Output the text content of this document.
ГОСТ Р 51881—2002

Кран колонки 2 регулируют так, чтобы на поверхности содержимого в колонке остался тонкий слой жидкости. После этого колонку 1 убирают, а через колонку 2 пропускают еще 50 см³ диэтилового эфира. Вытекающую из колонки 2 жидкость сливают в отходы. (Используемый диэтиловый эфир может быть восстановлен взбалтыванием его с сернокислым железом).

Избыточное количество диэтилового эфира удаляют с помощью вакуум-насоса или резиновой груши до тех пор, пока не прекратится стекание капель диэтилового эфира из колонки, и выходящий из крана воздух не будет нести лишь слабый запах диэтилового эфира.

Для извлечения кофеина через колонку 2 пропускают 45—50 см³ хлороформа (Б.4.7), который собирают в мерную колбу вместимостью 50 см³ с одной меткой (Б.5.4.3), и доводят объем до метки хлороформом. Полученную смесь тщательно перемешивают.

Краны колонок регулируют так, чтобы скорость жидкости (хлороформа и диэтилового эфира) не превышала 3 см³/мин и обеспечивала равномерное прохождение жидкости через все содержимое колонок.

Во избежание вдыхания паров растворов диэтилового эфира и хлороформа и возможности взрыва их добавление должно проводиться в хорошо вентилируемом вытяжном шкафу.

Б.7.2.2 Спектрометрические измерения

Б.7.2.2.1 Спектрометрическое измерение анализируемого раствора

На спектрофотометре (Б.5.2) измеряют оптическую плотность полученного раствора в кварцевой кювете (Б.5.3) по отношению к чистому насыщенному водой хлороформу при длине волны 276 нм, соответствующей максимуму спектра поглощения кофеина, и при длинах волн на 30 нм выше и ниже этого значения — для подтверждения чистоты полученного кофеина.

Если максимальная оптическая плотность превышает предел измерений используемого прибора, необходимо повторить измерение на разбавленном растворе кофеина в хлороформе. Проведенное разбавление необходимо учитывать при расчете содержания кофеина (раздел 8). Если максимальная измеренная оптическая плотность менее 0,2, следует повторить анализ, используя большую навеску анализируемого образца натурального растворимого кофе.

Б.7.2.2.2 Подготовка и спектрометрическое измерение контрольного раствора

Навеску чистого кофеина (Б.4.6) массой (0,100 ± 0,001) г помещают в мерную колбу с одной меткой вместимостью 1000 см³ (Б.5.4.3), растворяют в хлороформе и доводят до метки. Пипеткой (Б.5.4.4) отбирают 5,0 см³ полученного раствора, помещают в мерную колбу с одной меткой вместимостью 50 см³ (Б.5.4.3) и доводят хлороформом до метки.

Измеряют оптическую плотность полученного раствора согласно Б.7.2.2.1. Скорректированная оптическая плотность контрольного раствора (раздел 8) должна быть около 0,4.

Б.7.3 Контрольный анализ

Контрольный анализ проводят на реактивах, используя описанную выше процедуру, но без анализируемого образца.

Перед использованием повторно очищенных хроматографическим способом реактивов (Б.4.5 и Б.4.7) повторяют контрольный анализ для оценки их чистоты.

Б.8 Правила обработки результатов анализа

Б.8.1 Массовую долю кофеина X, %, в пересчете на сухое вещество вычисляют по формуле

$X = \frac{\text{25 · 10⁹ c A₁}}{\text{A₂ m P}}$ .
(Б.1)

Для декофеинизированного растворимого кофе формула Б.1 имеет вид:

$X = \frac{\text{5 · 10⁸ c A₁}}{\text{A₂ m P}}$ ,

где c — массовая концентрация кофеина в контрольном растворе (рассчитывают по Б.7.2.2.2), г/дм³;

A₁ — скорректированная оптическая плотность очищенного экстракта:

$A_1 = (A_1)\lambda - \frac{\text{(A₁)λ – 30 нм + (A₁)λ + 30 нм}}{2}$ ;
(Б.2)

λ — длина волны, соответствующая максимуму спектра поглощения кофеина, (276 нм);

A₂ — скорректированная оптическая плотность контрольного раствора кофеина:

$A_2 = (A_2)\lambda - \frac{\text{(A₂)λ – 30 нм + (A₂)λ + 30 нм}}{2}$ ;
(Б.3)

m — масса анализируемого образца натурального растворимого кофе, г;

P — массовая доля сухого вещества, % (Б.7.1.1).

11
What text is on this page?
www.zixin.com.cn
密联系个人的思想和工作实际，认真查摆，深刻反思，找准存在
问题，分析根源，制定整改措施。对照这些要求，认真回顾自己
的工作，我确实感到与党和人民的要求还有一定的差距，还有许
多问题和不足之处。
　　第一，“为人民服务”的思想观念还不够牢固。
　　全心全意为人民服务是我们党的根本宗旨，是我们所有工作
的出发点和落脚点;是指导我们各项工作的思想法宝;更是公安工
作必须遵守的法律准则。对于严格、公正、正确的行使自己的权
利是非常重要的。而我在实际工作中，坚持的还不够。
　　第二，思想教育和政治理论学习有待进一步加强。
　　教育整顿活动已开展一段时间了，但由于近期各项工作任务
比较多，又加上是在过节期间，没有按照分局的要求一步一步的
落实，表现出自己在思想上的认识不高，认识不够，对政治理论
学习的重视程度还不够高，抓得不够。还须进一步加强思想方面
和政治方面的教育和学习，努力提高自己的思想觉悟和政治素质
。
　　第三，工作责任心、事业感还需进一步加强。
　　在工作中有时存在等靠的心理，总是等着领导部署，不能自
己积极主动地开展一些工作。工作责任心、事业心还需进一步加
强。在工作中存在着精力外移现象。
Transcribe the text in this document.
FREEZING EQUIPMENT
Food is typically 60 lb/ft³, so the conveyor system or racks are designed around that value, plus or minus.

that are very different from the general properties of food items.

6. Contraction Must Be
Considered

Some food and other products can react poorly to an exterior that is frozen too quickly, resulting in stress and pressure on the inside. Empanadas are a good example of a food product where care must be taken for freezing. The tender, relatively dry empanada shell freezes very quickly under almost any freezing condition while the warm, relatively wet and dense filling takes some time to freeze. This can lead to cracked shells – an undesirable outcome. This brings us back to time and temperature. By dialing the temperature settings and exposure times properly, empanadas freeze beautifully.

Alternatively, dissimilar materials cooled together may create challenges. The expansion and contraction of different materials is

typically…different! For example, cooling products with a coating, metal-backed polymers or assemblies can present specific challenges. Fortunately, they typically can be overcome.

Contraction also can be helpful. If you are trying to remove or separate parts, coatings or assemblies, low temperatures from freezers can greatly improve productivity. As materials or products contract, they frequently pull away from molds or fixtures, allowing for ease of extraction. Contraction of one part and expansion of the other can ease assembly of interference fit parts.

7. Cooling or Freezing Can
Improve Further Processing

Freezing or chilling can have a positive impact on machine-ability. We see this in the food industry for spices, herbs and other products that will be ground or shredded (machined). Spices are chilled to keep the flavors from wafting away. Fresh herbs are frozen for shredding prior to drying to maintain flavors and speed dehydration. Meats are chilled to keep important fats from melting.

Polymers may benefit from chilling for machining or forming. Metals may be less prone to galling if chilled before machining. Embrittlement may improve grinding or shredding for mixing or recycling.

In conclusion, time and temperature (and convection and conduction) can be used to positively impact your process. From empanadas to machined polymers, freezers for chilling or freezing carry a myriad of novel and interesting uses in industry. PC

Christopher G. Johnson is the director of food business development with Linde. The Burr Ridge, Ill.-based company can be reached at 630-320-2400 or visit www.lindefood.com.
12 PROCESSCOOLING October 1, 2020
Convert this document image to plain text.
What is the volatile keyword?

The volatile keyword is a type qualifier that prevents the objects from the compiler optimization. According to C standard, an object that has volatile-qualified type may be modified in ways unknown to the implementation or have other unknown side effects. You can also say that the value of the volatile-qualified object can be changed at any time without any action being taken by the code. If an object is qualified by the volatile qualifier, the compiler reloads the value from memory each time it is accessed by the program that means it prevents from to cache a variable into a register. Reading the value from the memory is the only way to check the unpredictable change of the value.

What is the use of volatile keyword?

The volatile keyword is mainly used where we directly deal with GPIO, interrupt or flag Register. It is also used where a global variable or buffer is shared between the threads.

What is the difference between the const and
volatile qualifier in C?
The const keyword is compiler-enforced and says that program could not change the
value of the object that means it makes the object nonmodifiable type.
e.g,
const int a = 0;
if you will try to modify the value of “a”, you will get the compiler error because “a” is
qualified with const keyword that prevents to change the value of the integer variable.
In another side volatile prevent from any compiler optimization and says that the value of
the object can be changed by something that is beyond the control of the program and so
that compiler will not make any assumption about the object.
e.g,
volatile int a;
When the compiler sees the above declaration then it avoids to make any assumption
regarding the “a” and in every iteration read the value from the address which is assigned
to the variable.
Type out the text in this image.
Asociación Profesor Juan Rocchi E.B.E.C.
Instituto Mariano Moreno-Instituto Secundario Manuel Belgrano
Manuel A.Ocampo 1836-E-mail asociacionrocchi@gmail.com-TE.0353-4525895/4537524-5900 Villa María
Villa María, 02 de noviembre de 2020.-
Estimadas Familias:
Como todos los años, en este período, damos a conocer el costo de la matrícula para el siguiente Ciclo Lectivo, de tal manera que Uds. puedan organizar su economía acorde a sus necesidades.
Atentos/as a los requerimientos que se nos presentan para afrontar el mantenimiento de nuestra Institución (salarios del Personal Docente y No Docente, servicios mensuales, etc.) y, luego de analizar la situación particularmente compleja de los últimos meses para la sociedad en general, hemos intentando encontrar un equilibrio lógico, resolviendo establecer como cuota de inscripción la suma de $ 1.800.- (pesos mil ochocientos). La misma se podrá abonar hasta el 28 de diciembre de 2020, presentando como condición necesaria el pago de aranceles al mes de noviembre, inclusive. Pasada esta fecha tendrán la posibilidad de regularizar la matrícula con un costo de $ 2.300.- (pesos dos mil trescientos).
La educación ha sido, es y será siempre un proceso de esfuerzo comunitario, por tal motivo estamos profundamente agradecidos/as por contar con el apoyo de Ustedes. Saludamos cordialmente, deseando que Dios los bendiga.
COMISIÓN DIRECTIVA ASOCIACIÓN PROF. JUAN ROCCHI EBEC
===
*REQUIRED WORK*
Pull out all lines from the entries above that include the word "мерную".

*OUTPUT FOR THIS EXERCISE*
Для извлечения кофеина через колонку 2 пропускают 45—50 см³ хлороформа (Б.4.7), который собирают в мерную колбу вместимостью 50 см³ с одной меткой (Б.5.4.3), и доводят объем до метки хлороформом. Полученную смесь тщательно перемешивают.
Навеску чистого кофеина (Б.4.6) массой (0,100 ± 0,001) г помещают в мерную колбу с одной меткой вместимостью 1000 см³ (Б.5.4.3), растворяют в хлороформе и доводят до метки. Пипеткой (Б.5.4.4) отбирают 5,0 см³ полученного раствора, помещают в мерную колбу с одной меткой вместимостью 50 см³ (Б.5.4.3) и доводят хлороформом до метки.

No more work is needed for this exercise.